STATED EXERCISE:
Quote the records that follow in full and exactly; leave out the pictures.

= = = =

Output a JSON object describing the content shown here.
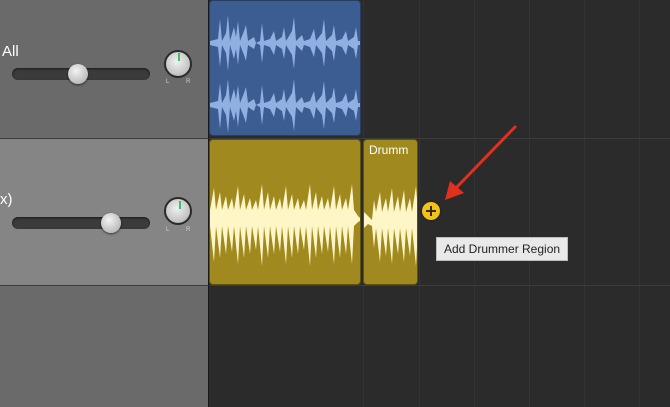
{
  "tracks": [
    {
      "name": "All",
      "pan_labels": {
        "left": "L",
        "right": "R"
      }
    },
    {
      "name": "x)",
      "pan_labels": {
        "left": "L",
        "right": "R"
      }
    }
  ],
  "regions": {
    "drummer_region_title": "Drumm"
  },
  "tooltip": {
    "text": "Add Drummer Region"
  },
  "colors": {
    "audio_region": "#3b5d92",
    "drummer_region": "#a08a1f",
    "add_button": "#f2c21a",
    "arrow": "#e0301e"
  }
}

= = = =

PROBLEM SOLUTION:
Output a JSON object describing the content shown here.
{
  "tracks": [
    {
      "name": "All",
      "pan_labels": {
        "left": "L",
        "right": "R"
      }
    },
    {
      "name": "x)",
      "pan_labels": {
        "left": "L",
        "right": "R"
      }
    }
  ],
  "regions": {
    "drummer_region_title": "Drumm"
  },
  "tooltip": {
    "text": "Add Drummer Region"
  },
  "colors": {
    "audio_region": "#3b5d92",
    "drummer_region": "#a08a1f",
    "add_button": "#f2c21a",
    "arrow": "#e0301e"
  }
}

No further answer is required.